(The problem):
Show each line of the data below that has the string "this" in it.

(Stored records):
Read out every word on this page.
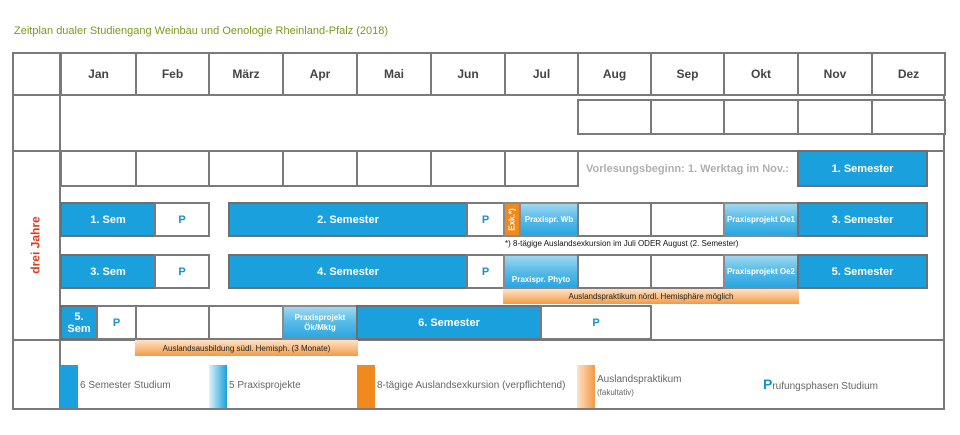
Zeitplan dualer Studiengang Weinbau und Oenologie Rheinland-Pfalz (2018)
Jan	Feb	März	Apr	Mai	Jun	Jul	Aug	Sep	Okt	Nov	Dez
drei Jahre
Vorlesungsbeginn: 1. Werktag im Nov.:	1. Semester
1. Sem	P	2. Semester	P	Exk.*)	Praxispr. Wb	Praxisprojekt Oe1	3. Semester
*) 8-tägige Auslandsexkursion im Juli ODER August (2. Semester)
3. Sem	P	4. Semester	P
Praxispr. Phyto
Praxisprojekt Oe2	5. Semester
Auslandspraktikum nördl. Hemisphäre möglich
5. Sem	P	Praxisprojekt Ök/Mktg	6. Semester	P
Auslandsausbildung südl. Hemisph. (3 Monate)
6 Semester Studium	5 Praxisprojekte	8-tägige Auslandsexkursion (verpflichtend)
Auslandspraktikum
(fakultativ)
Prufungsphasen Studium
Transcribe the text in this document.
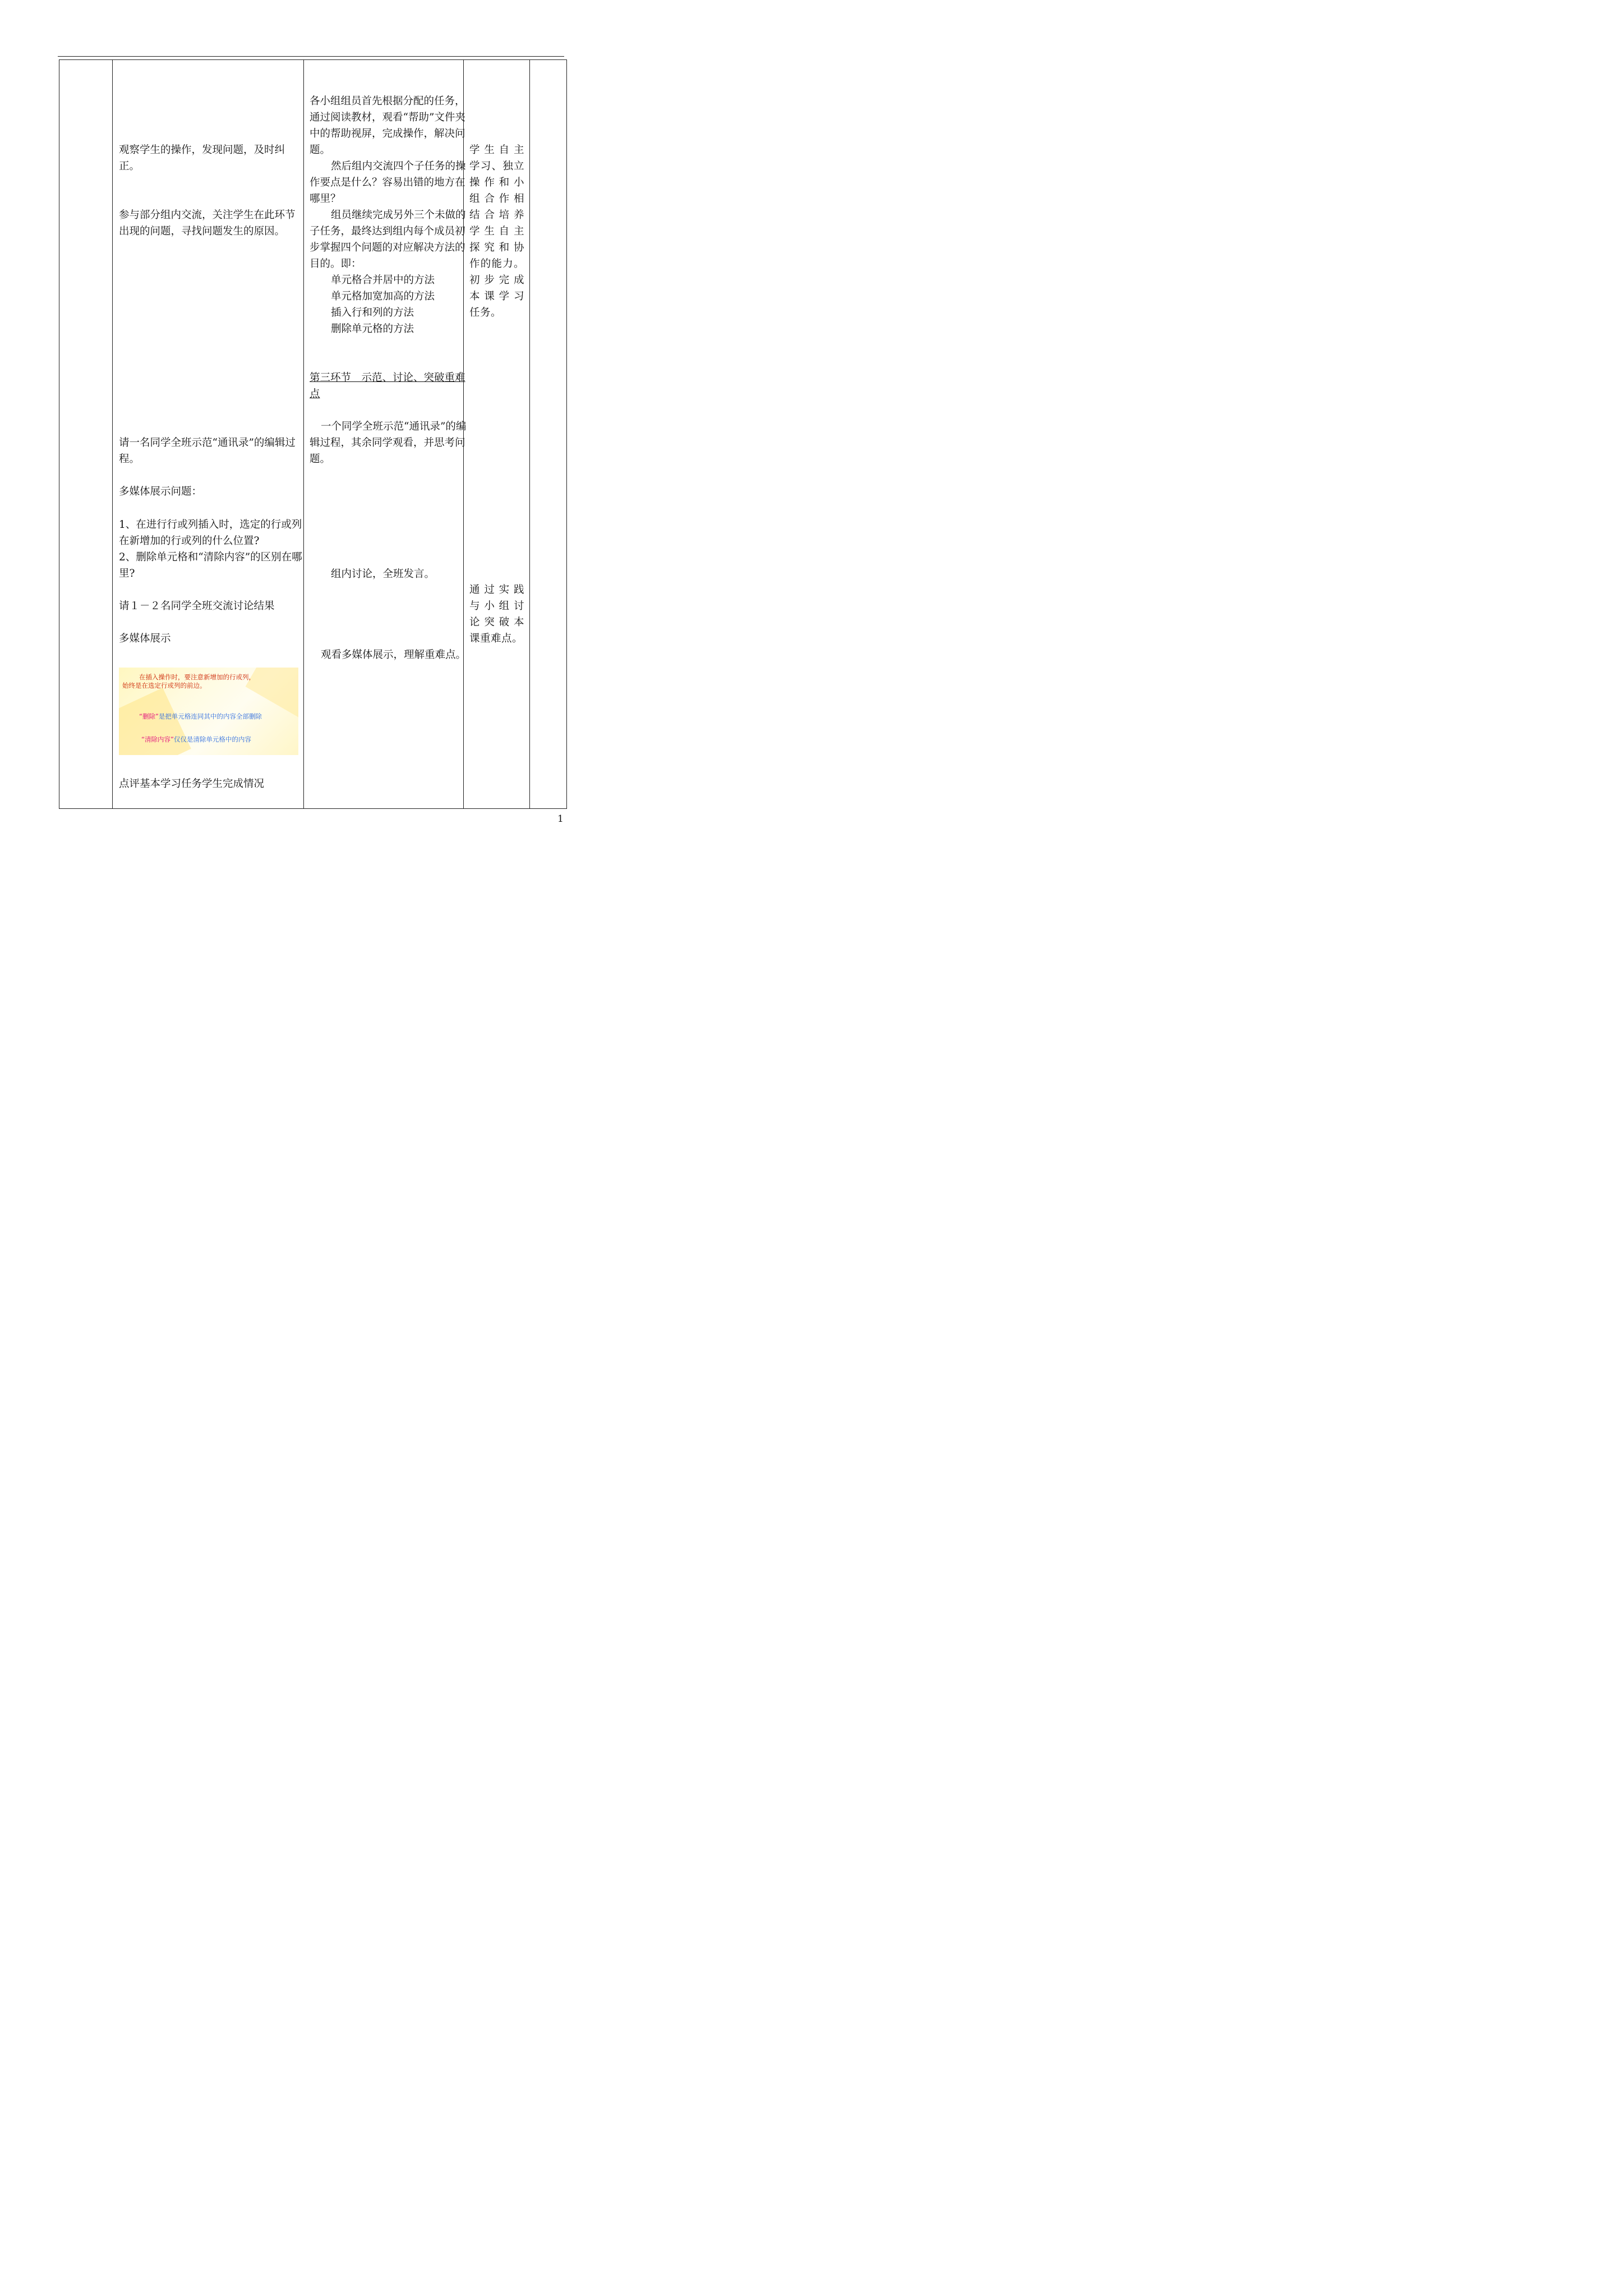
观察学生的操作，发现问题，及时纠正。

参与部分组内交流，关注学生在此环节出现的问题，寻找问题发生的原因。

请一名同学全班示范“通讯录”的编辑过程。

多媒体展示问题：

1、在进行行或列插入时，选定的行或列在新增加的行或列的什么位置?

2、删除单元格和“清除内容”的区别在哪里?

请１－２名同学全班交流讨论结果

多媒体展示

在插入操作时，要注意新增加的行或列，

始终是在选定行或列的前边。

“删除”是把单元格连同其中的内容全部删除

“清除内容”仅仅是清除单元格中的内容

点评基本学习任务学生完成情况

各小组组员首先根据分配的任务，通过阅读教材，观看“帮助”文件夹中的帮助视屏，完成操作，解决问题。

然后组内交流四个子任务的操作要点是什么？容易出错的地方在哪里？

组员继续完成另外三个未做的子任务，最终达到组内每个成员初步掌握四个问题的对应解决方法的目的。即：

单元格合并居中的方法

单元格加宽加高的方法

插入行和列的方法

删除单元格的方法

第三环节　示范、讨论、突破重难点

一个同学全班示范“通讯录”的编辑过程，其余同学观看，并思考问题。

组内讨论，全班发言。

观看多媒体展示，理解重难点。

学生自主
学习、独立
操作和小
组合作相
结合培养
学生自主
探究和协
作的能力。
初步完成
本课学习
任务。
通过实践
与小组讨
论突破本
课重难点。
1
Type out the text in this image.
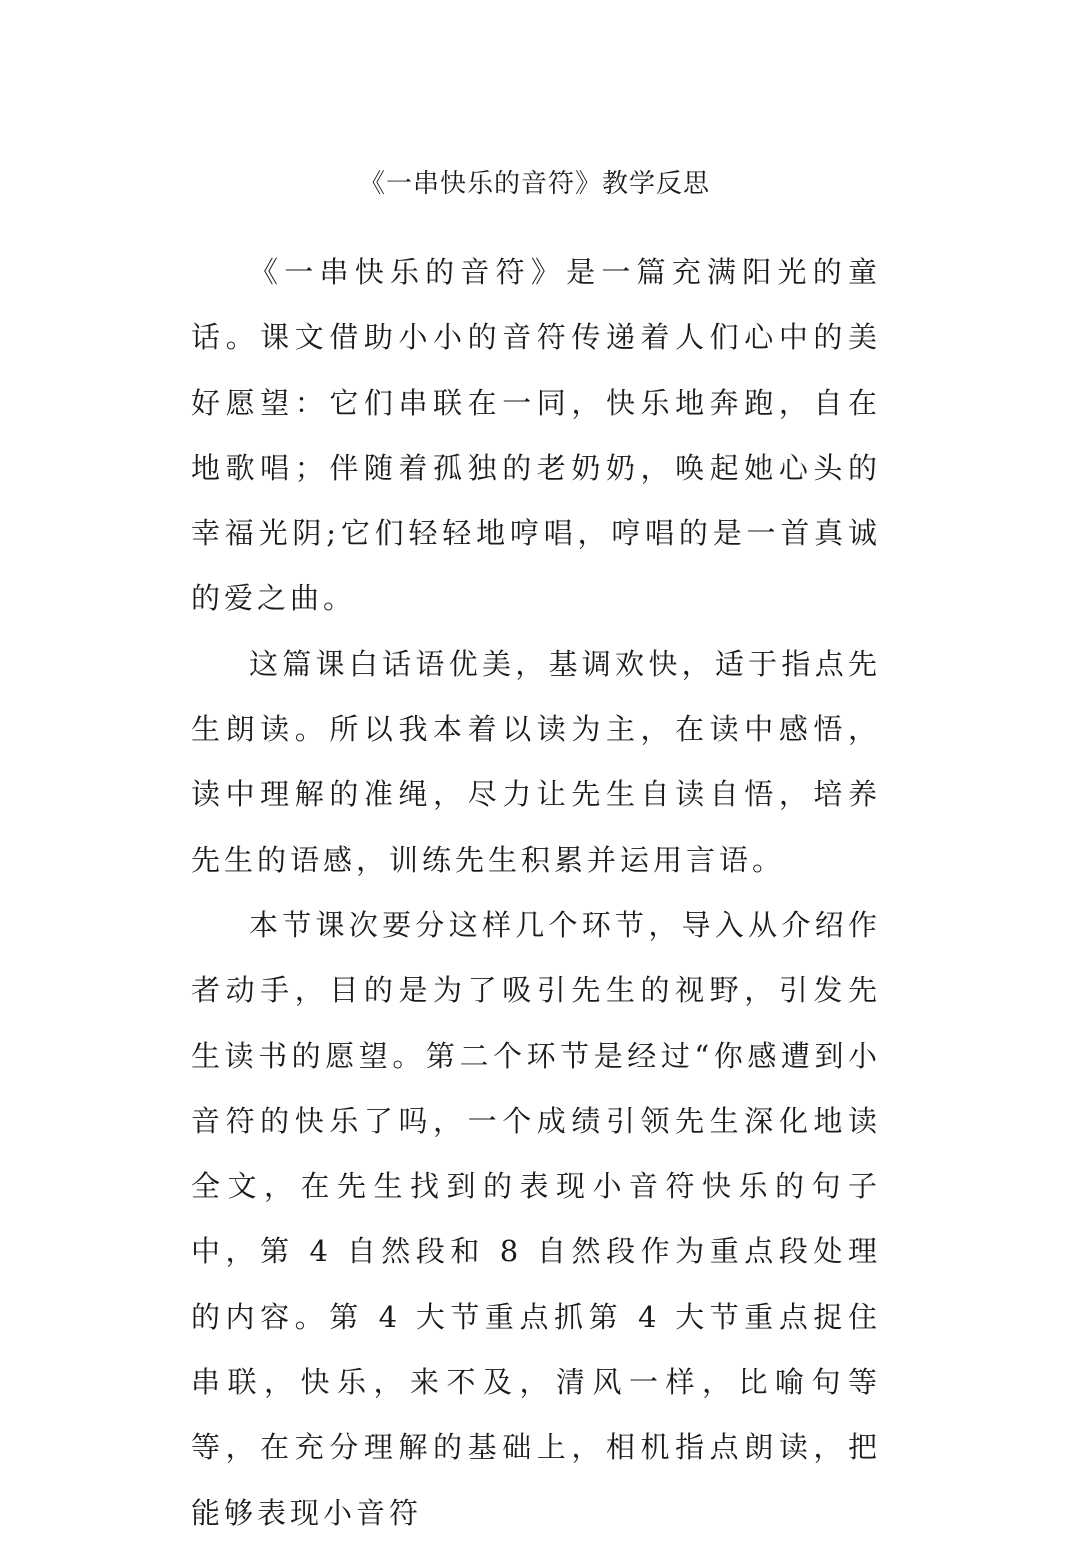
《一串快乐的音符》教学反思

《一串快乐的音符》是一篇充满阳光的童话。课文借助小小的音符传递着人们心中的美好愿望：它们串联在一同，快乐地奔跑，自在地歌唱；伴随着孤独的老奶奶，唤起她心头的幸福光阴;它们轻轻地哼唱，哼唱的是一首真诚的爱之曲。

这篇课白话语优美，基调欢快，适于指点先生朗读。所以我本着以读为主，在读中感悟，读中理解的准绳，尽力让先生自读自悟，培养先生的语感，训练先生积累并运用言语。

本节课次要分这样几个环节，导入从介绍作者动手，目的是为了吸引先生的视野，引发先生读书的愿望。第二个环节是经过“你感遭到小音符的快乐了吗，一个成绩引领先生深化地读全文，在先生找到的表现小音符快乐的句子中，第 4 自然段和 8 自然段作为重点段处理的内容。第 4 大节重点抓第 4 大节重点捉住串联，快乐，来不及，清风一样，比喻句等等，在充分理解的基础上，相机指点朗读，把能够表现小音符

(Written reply):
Read out every word on this page.
Transcribe the text in this document.
Type out the text in this image.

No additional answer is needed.